BEGIN MATERIAL FOR THIS TASK

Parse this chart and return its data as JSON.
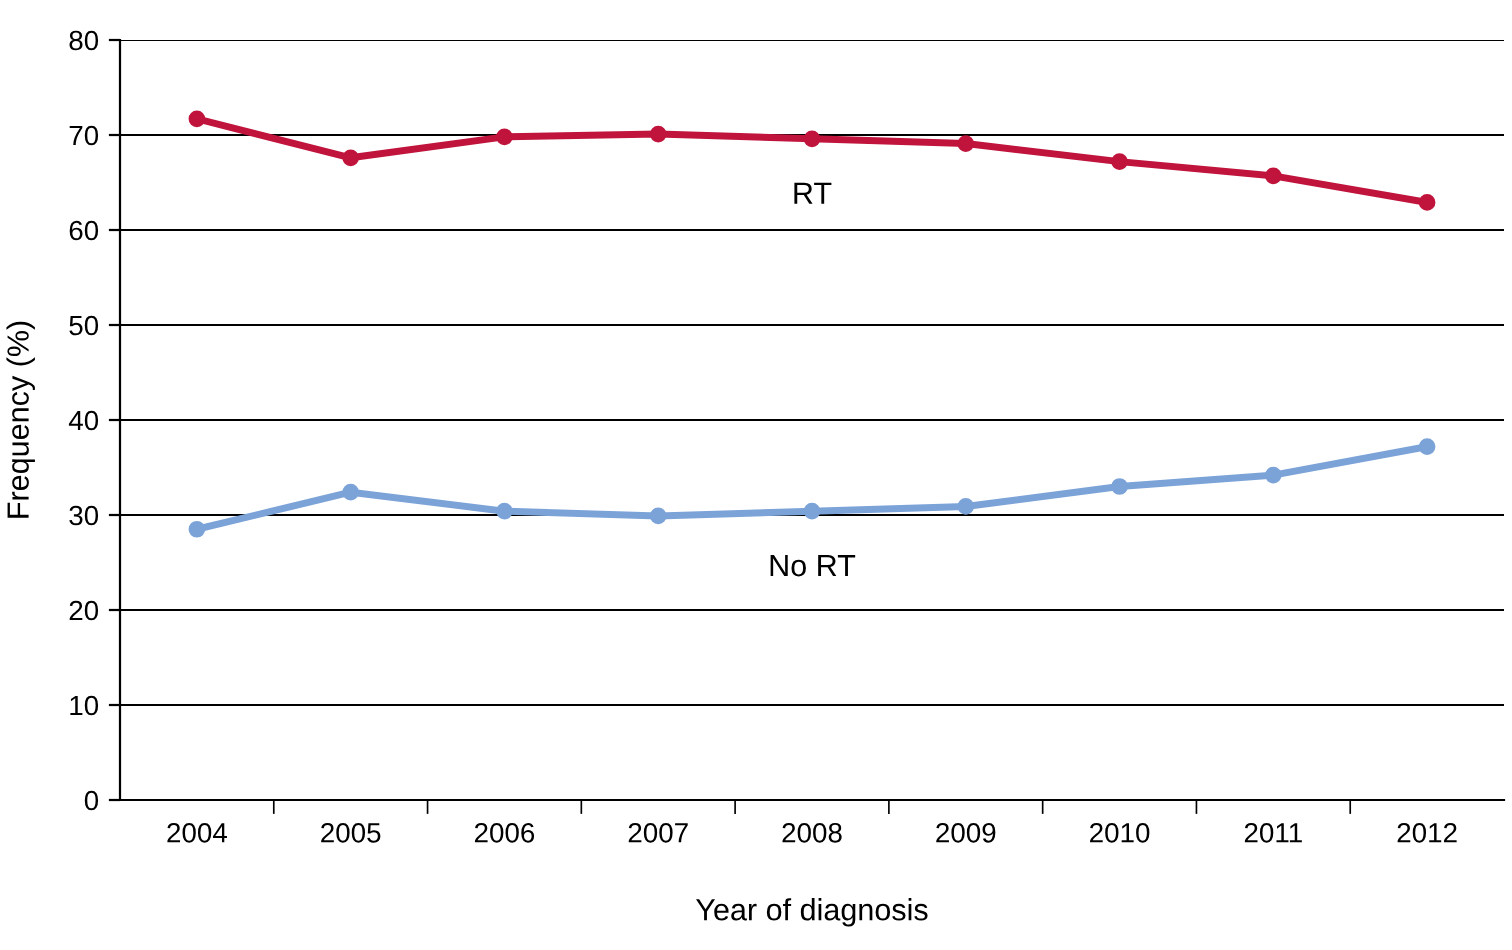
{
  "chart_data": {
    "type": "line",
    "xlabel": "Year of diagnosis",
    "ylabel": "Frequency (%)",
    "categories": [
      "2004",
      "2005",
      "2006",
      "2007",
      "2008",
      "2009",
      "2010",
      "2011",
      "2012"
    ],
    "series": [
      {
        "name": "RT",
        "color": "#c0143c",
        "values": [
          71.7,
          67.6,
          69.8,
          70.1,
          69.6,
          69.1,
          67.2,
          65.7,
          62.9
        ]
      },
      {
        "name": "No RT",
        "color": "#7ba3d8",
        "values": [
          28.5,
          32.4,
          30.4,
          29.9,
          30.4,
          30.9,
          33.0,
          34.2,
          37.2
        ]
      }
    ],
    "ylim": [
      0,
      80
    ],
    "yticks": [
      0,
      10,
      20,
      30,
      40,
      50,
      60,
      70,
      80
    ],
    "grid": "y",
    "marker": "circle",
    "line_style": "solid",
    "legend": false
  }
}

END MATERIAL FOR THIS TASK

**WHAT THIS TASK INVOLVES**: Reproduce every entry word for word, but omit the pictures.

**RESULT**:
Parse this chart and return its data as JSON.
{
  "chart_data": {
    "type": "line",
    "xlabel": "Year of diagnosis",
    "ylabel": "Frequency (%)",
    "categories": [
      "2004",
      "2005",
      "2006",
      "2007",
      "2008",
      "2009",
      "2010",
      "2011",
      "2012"
    ],
    "series": [
      {
        "name": "RT",
        "color": "#c0143c",
        "values": [
          71.7,
          67.6,
          69.8,
          70.1,
          69.6,
          69.1,
          67.2,
          65.7,
          62.9
        ]
      },
      {
        "name": "No RT",
        "color": "#7ba3d8",
        "values": [
          28.5,
          32.4,
          30.4,
          29.9,
          30.4,
          30.9,
          33.0,
          34.2,
          37.2
        ]
      }
    ],
    "ylim": [
      0,
      80
    ],
    "yticks": [
      0,
      10,
      20,
      30,
      40,
      50,
      60,
      70,
      80
    ],
    "grid": "y",
    "marker": "circle",
    "line_style": "solid",
    "legend": false
  }
}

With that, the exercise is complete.